* [JOB]: Pictures in the records should not be copied, but every other part must be repeated exactly.

* [Rows from a figure dataset]:
════════════════════
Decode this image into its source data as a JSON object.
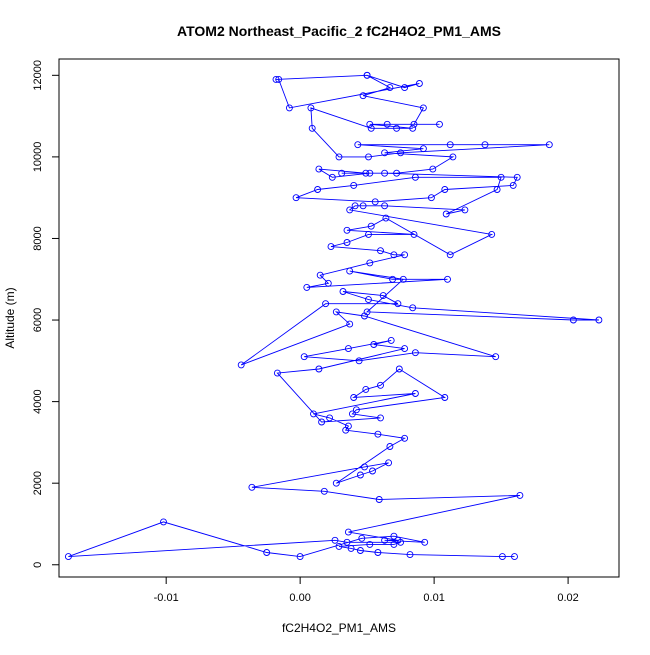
{
  "chart_data": {
    "type": "line",
    "title": "ATOM2 Northeast_Pacific_2 fC2H4O2_PM1_AMS",
    "xlabel": "fC2H4O2_PM1_AMS",
    "ylabel": "Altitude (m)",
    "xlim": [
      -0.018,
      0.0238
    ],
    "ylim": [
      -300,
      12400
    ],
    "x_ticks": [
      -0.01,
      0.0,
      0.01,
      0.02
    ],
    "x_tick_labels": [
      "-0.01",
      "0.00",
      "0.01",
      "0.02"
    ],
    "y_ticks": [
      0,
      2000,
      4000,
      6000,
      8000,
      10000,
      12000
    ],
    "y_tick_labels": [
      "0",
      "2000",
      "4000",
      "6000",
      "8000",
      "10000",
      "12000"
    ],
    "grid": false,
    "marker": "open-circle",
    "color": "#0000ff",
    "series": [
      {
        "x": [
          0.016,
          0.0151,
          0.0082,
          0.0058,
          0.0045,
          0.0038,
          0.0029,
          0.0052,
          0.007,
          0.0075,
          0.0035,
          0.0026,
          -0.0173,
          -0.0102,
          -0.0025,
          0.0,
          0.0046,
          0.007,
          0.0093,
          0.0063,
          0.0073,
          0.0036,
          0.0164,
          0.0059,
          0.0018,
          -0.0036,
          0.0048,
          0.0066,
          0.0054,
          0.0045,
          0.0027,
          0.0067,
          0.0078,
          0.0058,
          0.0034,
          0.0036,
          0.0022,
          0.001,
          0.0086,
          0.004,
          0.0049,
          0.006,
          0.0074,
          0.0108,
          0.0042,
          0.0039,
          0.006,
          0.0016,
          -0.0017,
          0.0014,
          0.0078,
          0.0055,
          0.0068,
          0.0036,
          0.0003,
          0.0044,
          0.0086,
          0.0146,
          0.0048,
          0.0027,
          0.0037,
          -0.0044,
          0.0019,
          0.0073,
          0.0062,
          0.0032,
          0.0051,
          0.0084,
          0.0223,
          0.0204,
          0.005,
          0.0077,
          0.0037,
          0.0069,
          0.011,
          0.0005,
          0.0021,
          0.0015,
          0.0052,
          0.0078,
          0.007,
          0.006,
          0.0023,
          0.0035,
          0.0051,
          0.0085,
          0.0035,
          0.0053,
          0.0064,
          0.0112,
          0.0143,
          0.0037,
          0.0041,
          0.0047,
          0.0063,
          0.0123,
          0.0109,
          0.0147,
          0.015,
          0.0086,
          0.004,
          0.0013,
          -0.0003,
          0.0056,
          0.0098,
          0.0108,
          0.0159,
          0.0162,
          0.0063,
          0.0049,
          0.0014,
          0.0024,
          0.0052,
          0.0031,
          0.0072,
          0.0099,
          0.0114,
          0.0063,
          0.0092,
          0.0043,
          0.0112,
          0.0138,
          0.0186,
          0.0075,
          0.0051,
          0.0029,
          0.0009,
          0.0008,
          0.0053,
          0.0072,
          0.0084,
          0.0052,
          0.0104,
          0.0065,
          0.0085,
          0.0092,
          0.0047,
          0.0067,
          0.005,
          0.0078,
          0.0089,
          -0.0008,
          -0.0016,
          -0.0018,
          0.005
        ],
        "y": [
          200,
          200,
          250,
          300,
          350,
          400,
          450,
          500,
          500,
          550,
          550,
          600,
          200,
          1050,
          300,
          200,
          650,
          700,
          550,
          600,
          600,
          800,
          1700,
          1600,
          1800,
          1900,
          2400,
          2500,
          2300,
          2200,
          2000,
          2900,
          3100,
          3200,
          3300,
          3400,
          3600,
          3700,
          4200,
          4100,
          4300,
          4400,
          4800,
          4100,
          3800,
          3700,
          3600,
          3500,
          4700,
          4800,
          5300,
          5400,
          5500,
          5300,
          5100,
          5000,
          5200,
          5100,
          6100,
          6200,
          5900,
          4900,
          6400,
          6400,
          6600,
          6700,
          6500,
          6300,
          6000,
          6000,
          6200,
          7000,
          7200,
          7000,
          7000,
          6800,
          6900,
          7100,
          7400,
          7600,
          7600,
          7700,
          7800,
          7900,
          8100,
          8100,
          8200,
          8300,
          8500,
          7600,
          8100,
          8700,
          8800,
          8800,
          8800,
          8700,
          8600,
          9200,
          9500,
          9500,
          9300,
          9200,
          9000,
          8900,
          9000,
          9200,
          9300,
          9500,
          9600,
          9600,
          9700,
          9500,
          9600,
          9600,
          9600,
          9700,
          10000,
          10100,
          10200,
          10300,
          10300,
          10300,
          10300,
          10100,
          10000,
          10000,
          10700,
          11200,
          10700,
          10700,
          10700,
          10800,
          10800,
          10800,
          10800,
          11200,
          11500,
          11700,
          12000,
          11700,
          11800,
          11200,
          11900,
          11900,
          12000
        ]
      }
    ]
  }
}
════════════════════
* [RESPONSE]:
Decode this image into its source data as a JSON object.
{
  "chart_data": {
    "type": "line",
    "title": "ATOM2 Northeast_Pacific_2 fC2H4O2_PM1_AMS",
    "xlabel": "fC2H4O2_PM1_AMS",
    "ylabel": "Altitude (m)",
    "xlim": [
      -0.018,
      0.0238
    ],
    "ylim": [
      -300,
      12400
    ],
    "x_ticks": [
      -0.01,
      0.0,
      0.01,
      0.02
    ],
    "x_tick_labels": [
      "-0.01",
      "0.00",
      "0.01",
      "0.02"
    ],
    "y_ticks": [
      0,
      2000,
      4000,
      6000,
      8000,
      10000,
      12000
    ],
    "y_tick_labels": [
      "0",
      "2000",
      "4000",
      "6000",
      "8000",
      "10000",
      "12000"
    ],
    "grid": false,
    "marker": "open-circle",
    "color": "#0000ff",
    "series": [
      {
        "x": [
          0.016,
          0.0151,
          0.0082,
          0.0058,
          0.0045,
          0.0038,
          0.0029,
          0.0052,
          0.007,
          0.0075,
          0.0035,
          0.0026,
          -0.0173,
          -0.0102,
          -0.0025,
          0.0,
          0.0046,
          0.007,
          0.0093,
          0.0063,
          0.0073,
          0.0036,
          0.0164,
          0.0059,
          0.0018,
          -0.0036,
          0.0048,
          0.0066,
          0.0054,
          0.0045,
          0.0027,
          0.0067,
          0.0078,
          0.0058,
          0.0034,
          0.0036,
          0.0022,
          0.001,
          0.0086,
          0.004,
          0.0049,
          0.006,
          0.0074,
          0.0108,
          0.0042,
          0.0039,
          0.006,
          0.0016,
          -0.0017,
          0.0014,
          0.0078,
          0.0055,
          0.0068,
          0.0036,
          0.0003,
          0.0044,
          0.0086,
          0.0146,
          0.0048,
          0.0027,
          0.0037,
          -0.0044,
          0.0019,
          0.0073,
          0.0062,
          0.0032,
          0.0051,
          0.0084,
          0.0223,
          0.0204,
          0.005,
          0.0077,
          0.0037,
          0.0069,
          0.011,
          0.0005,
          0.0021,
          0.0015,
          0.0052,
          0.0078,
          0.007,
          0.006,
          0.0023,
          0.0035,
          0.0051,
          0.0085,
          0.0035,
          0.0053,
          0.0064,
          0.0112,
          0.0143,
          0.0037,
          0.0041,
          0.0047,
          0.0063,
          0.0123,
          0.0109,
          0.0147,
          0.015,
          0.0086,
          0.004,
          0.0013,
          -0.0003,
          0.0056,
          0.0098,
          0.0108,
          0.0159,
          0.0162,
          0.0063,
          0.0049,
          0.0014,
          0.0024,
          0.0052,
          0.0031,
          0.0072,
          0.0099,
          0.0114,
          0.0063,
          0.0092,
          0.0043,
          0.0112,
          0.0138,
          0.0186,
          0.0075,
          0.0051,
          0.0029,
          0.0009,
          0.0008,
          0.0053,
          0.0072,
          0.0084,
          0.0052,
          0.0104,
          0.0065,
          0.0085,
          0.0092,
          0.0047,
          0.0067,
          0.005,
          0.0078,
          0.0089,
          -0.0008,
          -0.0016,
          -0.0018,
          0.005
        ],
        "y": [
          200,
          200,
          250,
          300,
          350,
          400,
          450,
          500,
          500,
          550,
          550,
          600,
          200,
          1050,
          300,
          200,
          650,
          700,
          550,
          600,
          600,
          800,
          1700,
          1600,
          1800,
          1900,
          2400,
          2500,
          2300,
          2200,
          2000,
          2900,
          3100,
          3200,
          3300,
          3400,
          3600,
          3700,
          4200,
          4100,
          4300,
          4400,
          4800,
          4100,
          3800,
          3700,
          3600,
          3500,
          4700,
          4800,
          5300,
          5400,
          5500,
          5300,
          5100,
          5000,
          5200,
          5100,
          6100,
          6200,
          5900,
          4900,
          6400,
          6400,
          6600,
          6700,
          6500,
          6300,
          6000,
          6000,
          6200,
          7000,
          7200,
          7000,
          7000,
          6800,
          6900,
          7100,
          7400,
          7600,
          7600,
          7700,
          7800,
          7900,
          8100,
          8100,
          8200,
          8300,
          8500,
          7600,
          8100,
          8700,
          8800,
          8800,
          8800,
          8700,
          8600,
          9200,
          9500,
          9500,
          9300,
          9200,
          9000,
          8900,
          9000,
          9200,
          9300,
          9500,
          9600,
          9600,
          9700,
          9500,
          9600,
          9600,
          9600,
          9700,
          10000,
          10100,
          10200,
          10300,
          10300,
          10300,
          10300,
          10100,
          10000,
          10000,
          10700,
          11200,
          10700,
          10700,
          10700,
          10800,
          10800,
          10800,
          10800,
          11200,
          11500,
          11700,
          12000,
          11700,
          11800,
          11200,
          11900,
          11900,
          12000
        ]
      }
    ]
  }
}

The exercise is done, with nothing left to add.